What is expected = The lines to extract begin at the one containing "Decode this image" and run to the end of the listing; set them down exactly and alone.
[start]
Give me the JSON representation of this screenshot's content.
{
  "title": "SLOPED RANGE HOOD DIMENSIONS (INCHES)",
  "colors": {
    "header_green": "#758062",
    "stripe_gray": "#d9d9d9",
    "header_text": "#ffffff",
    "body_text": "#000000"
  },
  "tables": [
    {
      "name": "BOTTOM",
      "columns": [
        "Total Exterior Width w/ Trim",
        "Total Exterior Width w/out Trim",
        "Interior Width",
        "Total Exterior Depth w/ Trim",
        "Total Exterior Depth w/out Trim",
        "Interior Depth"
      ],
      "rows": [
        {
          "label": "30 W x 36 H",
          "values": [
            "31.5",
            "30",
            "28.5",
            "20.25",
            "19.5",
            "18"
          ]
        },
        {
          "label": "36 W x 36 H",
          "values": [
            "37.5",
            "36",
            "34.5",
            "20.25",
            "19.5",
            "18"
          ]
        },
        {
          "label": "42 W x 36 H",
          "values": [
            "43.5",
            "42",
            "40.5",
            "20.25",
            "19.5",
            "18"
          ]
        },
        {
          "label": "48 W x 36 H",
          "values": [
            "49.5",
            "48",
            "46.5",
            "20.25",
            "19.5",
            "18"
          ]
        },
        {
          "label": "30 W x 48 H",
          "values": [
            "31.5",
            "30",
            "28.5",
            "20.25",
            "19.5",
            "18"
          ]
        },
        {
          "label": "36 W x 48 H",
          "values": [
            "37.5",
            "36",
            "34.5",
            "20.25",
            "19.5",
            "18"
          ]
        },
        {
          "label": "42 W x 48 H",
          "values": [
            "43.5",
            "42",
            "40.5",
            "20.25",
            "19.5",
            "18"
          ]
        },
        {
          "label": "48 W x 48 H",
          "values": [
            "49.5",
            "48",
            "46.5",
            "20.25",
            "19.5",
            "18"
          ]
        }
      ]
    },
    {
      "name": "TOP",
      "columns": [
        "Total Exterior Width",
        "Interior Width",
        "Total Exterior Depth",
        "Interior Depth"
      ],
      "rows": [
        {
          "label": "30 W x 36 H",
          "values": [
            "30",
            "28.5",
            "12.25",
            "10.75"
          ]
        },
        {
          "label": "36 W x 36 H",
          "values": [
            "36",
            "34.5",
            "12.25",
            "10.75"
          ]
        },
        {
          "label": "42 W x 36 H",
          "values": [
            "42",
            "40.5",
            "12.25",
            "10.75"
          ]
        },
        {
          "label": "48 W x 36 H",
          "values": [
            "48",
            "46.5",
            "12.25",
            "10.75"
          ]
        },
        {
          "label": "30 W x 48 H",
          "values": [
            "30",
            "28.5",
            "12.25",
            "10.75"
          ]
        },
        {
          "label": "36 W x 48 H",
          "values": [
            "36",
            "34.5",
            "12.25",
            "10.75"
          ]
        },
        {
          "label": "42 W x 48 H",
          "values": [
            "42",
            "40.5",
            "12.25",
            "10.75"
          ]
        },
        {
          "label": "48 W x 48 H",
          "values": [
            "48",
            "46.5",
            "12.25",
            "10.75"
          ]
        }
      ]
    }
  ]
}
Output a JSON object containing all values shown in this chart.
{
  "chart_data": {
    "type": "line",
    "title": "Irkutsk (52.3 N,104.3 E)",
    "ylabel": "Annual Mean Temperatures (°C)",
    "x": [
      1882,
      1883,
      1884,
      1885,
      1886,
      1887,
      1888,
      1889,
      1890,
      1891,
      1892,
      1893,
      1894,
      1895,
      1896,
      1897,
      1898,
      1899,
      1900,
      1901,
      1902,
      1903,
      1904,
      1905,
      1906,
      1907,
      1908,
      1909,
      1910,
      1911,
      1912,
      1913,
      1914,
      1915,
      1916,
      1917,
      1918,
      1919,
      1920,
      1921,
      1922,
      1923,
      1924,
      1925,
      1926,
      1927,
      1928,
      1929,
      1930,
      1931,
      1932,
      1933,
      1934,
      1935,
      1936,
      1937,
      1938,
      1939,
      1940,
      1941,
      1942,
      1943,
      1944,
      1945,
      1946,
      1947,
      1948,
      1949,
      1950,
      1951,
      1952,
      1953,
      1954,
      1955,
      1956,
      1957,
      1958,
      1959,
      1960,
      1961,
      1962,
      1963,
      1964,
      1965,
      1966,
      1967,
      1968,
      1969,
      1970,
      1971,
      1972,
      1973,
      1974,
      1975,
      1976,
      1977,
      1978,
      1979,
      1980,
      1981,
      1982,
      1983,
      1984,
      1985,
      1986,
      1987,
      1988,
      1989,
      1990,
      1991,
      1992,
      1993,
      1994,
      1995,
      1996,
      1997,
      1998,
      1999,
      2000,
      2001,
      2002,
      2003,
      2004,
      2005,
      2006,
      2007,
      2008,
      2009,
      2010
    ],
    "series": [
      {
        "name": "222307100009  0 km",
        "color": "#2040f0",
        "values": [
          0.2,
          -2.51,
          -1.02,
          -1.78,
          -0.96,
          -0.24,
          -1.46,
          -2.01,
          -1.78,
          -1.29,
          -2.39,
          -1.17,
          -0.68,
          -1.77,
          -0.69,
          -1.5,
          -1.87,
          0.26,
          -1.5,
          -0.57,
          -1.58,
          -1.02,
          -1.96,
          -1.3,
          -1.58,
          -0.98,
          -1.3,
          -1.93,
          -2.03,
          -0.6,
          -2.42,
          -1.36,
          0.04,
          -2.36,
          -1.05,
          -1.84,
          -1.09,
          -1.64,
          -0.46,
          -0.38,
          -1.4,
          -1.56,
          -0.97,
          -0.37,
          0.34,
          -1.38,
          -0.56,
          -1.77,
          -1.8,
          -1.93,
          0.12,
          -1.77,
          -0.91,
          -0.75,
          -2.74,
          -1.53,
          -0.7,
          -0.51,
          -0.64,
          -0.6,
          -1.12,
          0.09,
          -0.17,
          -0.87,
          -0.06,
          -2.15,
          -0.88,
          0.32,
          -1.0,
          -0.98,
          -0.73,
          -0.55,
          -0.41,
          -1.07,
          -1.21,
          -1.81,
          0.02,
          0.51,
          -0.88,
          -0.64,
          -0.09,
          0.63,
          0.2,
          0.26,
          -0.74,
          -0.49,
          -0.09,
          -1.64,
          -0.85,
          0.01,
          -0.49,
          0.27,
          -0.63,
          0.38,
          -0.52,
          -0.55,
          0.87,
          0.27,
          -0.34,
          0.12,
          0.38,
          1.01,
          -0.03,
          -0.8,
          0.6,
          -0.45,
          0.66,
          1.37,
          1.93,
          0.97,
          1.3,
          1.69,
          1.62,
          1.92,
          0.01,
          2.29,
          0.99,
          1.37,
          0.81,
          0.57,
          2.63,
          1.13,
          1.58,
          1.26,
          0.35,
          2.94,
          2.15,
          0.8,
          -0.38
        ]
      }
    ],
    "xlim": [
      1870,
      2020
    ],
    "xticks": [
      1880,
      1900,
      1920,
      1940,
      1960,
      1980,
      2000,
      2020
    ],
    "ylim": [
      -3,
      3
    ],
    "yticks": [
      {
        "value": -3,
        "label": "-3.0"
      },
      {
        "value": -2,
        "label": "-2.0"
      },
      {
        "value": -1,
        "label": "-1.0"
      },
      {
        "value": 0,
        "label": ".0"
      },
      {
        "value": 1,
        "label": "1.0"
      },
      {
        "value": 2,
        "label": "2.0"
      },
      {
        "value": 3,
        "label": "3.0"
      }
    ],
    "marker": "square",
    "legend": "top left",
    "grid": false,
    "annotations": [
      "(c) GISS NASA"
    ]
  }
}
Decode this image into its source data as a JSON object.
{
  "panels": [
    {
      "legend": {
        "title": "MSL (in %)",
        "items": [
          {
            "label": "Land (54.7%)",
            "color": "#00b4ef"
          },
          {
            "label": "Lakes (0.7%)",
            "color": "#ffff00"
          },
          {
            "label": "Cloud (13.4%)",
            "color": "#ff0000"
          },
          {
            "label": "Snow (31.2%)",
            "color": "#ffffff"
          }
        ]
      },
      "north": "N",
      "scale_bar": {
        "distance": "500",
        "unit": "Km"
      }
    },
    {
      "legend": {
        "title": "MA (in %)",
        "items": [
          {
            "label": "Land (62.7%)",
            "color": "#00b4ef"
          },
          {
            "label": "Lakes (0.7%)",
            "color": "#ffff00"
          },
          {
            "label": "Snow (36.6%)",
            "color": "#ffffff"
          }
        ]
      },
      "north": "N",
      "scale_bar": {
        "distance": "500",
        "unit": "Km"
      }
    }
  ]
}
[end]
Solution for this exercise =
Decode this image into its source data as a JSON object.
{
  "panels": [
    {
      "legend": {
        "title": "MSL (in %)",
        "items": [
          {
            "label": "Land (54.7%)",
            "color": "#00b4ef"
          },
          {
            "label": "Lakes (0.7%)",
            "color": "#ffff00"
          },
          {
            "label": "Cloud (13.4%)",
            "color": "#ff0000"
          },
          {
            "label": "Snow (31.2%)",
            "color": "#ffffff"
          }
        ]
      },
      "north": "N",
      "scale_bar": {
        "distance": "500",
        "unit": "Km"
      }
    },
    {
      "legend": {
        "title": "MA (in %)",
        "items": [
          {
            "label": "Land (62.7%)",
            "color": "#00b4ef"
          },
          {
            "label": "Lakes (0.7%)",
            "color": "#ffff00"
          },
          {
            "label": "Snow (36.6%)",
            "color": "#ffffff"
          }
        ]
      },
      "north": "N",
      "scale_bar": {
        "distance": "500",
        "unit": "Km"
      }
    }
  ]
}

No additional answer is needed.